__PROBLEM STATEMENT__:
Report how many lines in the records below contain the word "initials". Give only the number.

Data records
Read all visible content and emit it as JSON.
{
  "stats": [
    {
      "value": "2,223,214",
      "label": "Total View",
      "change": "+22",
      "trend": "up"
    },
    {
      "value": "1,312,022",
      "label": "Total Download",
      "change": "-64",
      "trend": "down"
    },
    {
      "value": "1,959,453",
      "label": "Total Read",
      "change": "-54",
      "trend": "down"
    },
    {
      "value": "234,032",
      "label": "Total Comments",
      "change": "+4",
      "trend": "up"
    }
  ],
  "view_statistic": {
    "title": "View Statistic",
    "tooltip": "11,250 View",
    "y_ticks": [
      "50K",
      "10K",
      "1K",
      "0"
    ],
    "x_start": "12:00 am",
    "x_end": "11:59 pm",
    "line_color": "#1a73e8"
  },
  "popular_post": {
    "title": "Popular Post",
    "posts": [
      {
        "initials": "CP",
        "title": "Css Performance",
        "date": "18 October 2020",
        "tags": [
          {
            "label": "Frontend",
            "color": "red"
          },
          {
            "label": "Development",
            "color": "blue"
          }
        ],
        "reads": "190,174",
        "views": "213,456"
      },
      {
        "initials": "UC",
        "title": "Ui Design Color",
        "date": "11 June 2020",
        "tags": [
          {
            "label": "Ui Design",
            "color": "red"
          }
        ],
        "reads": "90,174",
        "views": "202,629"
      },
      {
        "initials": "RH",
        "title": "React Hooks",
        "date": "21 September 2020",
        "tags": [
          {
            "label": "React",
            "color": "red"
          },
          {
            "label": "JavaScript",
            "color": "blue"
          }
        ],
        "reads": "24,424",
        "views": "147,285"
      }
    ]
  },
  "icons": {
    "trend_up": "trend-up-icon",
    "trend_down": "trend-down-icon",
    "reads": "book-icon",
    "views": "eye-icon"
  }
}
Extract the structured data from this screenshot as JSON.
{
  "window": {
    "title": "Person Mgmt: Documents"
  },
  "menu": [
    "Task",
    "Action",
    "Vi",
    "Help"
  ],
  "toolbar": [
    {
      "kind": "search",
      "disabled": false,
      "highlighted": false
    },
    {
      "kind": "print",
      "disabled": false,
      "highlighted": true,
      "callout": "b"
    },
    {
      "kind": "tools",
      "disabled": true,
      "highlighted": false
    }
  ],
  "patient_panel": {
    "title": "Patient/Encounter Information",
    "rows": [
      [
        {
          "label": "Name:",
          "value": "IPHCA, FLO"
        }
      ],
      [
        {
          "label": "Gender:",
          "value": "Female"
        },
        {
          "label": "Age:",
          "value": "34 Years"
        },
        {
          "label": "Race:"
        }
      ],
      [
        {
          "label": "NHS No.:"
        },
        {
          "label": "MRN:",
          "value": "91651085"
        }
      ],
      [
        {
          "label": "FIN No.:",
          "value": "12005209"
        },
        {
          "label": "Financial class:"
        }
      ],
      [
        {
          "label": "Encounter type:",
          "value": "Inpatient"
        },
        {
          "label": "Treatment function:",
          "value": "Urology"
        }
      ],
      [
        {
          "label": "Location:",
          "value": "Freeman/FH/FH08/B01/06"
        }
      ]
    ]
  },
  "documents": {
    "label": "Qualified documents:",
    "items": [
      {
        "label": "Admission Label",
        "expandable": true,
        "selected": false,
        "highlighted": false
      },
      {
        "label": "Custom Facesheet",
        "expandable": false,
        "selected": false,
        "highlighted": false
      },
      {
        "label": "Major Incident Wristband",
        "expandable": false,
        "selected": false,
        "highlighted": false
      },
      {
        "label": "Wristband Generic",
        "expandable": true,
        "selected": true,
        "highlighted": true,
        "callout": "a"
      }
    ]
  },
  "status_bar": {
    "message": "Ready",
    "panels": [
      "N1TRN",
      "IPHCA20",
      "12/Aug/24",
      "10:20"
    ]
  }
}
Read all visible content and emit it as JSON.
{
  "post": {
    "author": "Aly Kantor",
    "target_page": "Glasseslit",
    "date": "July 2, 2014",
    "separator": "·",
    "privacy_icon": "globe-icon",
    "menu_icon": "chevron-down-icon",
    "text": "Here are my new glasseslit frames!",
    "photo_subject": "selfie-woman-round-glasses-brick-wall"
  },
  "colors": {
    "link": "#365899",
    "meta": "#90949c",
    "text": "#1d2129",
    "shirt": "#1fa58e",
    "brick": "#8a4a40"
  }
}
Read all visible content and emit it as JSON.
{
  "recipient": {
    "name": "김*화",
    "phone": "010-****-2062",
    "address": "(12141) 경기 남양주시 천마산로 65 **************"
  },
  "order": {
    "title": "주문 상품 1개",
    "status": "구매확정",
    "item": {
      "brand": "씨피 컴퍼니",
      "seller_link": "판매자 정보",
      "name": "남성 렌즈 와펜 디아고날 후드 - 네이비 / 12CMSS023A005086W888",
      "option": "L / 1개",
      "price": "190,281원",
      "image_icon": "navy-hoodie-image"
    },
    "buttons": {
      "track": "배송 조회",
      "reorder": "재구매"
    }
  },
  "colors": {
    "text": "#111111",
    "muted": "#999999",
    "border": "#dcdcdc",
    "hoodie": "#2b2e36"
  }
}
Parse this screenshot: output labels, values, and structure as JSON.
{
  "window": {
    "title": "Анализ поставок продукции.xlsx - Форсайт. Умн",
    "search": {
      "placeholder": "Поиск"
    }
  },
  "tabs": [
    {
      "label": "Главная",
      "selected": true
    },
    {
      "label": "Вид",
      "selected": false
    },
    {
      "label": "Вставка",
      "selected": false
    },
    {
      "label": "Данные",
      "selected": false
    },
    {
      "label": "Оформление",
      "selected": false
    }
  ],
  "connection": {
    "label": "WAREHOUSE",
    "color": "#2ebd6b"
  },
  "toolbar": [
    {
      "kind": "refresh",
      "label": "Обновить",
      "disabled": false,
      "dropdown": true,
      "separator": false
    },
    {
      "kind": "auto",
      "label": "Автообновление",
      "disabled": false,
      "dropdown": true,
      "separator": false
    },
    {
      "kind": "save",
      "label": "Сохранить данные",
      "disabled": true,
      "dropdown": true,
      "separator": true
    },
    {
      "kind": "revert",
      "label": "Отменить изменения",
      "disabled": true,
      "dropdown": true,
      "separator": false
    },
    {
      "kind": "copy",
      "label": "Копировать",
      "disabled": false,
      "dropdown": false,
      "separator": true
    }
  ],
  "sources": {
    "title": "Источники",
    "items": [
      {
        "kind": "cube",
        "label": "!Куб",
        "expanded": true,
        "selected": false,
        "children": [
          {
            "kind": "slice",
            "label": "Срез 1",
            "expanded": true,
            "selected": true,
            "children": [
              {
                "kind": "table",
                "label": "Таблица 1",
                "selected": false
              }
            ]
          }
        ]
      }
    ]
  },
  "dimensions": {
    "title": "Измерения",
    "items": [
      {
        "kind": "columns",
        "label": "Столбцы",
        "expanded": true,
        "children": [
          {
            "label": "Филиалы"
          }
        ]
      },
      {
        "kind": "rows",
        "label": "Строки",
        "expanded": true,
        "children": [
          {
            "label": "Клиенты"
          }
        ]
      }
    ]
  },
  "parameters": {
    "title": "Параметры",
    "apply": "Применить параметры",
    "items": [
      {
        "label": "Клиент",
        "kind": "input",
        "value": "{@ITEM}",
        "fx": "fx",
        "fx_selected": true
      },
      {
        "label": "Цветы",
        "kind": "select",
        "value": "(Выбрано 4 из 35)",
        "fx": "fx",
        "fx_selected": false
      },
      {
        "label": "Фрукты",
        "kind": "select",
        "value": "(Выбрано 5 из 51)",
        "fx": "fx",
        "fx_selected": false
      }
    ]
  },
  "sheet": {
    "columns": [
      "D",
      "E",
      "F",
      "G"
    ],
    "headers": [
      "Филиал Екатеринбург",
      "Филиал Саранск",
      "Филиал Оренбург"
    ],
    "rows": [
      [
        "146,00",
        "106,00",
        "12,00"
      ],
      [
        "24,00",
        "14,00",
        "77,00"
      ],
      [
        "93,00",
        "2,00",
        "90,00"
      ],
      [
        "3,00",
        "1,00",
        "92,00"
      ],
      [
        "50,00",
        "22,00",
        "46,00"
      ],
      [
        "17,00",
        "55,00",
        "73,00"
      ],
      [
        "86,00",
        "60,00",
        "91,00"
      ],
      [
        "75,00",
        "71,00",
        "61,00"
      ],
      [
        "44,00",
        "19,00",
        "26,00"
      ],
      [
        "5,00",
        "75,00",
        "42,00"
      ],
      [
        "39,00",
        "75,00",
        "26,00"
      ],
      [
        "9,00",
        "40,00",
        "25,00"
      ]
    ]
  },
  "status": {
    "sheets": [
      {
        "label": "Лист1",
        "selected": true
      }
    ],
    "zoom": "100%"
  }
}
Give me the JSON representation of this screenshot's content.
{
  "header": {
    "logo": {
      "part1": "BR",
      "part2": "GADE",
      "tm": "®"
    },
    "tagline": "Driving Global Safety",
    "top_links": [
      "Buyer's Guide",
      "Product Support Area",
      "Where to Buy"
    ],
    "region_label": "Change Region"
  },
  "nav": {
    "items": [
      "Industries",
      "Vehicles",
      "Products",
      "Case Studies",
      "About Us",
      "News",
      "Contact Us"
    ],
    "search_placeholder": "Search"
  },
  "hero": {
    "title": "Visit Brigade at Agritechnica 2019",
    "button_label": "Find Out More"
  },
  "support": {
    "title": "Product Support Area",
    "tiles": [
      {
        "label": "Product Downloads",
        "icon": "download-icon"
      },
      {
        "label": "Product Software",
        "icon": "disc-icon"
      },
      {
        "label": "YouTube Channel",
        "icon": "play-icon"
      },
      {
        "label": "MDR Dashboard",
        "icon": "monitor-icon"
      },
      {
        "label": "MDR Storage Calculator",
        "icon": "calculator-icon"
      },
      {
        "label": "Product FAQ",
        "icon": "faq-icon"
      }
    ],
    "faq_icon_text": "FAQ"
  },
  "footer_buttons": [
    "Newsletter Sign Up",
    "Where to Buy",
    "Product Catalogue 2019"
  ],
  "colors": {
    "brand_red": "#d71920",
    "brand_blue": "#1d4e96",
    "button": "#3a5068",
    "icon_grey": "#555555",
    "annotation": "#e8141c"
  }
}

__REPLY TO THE EXERCISE__:
3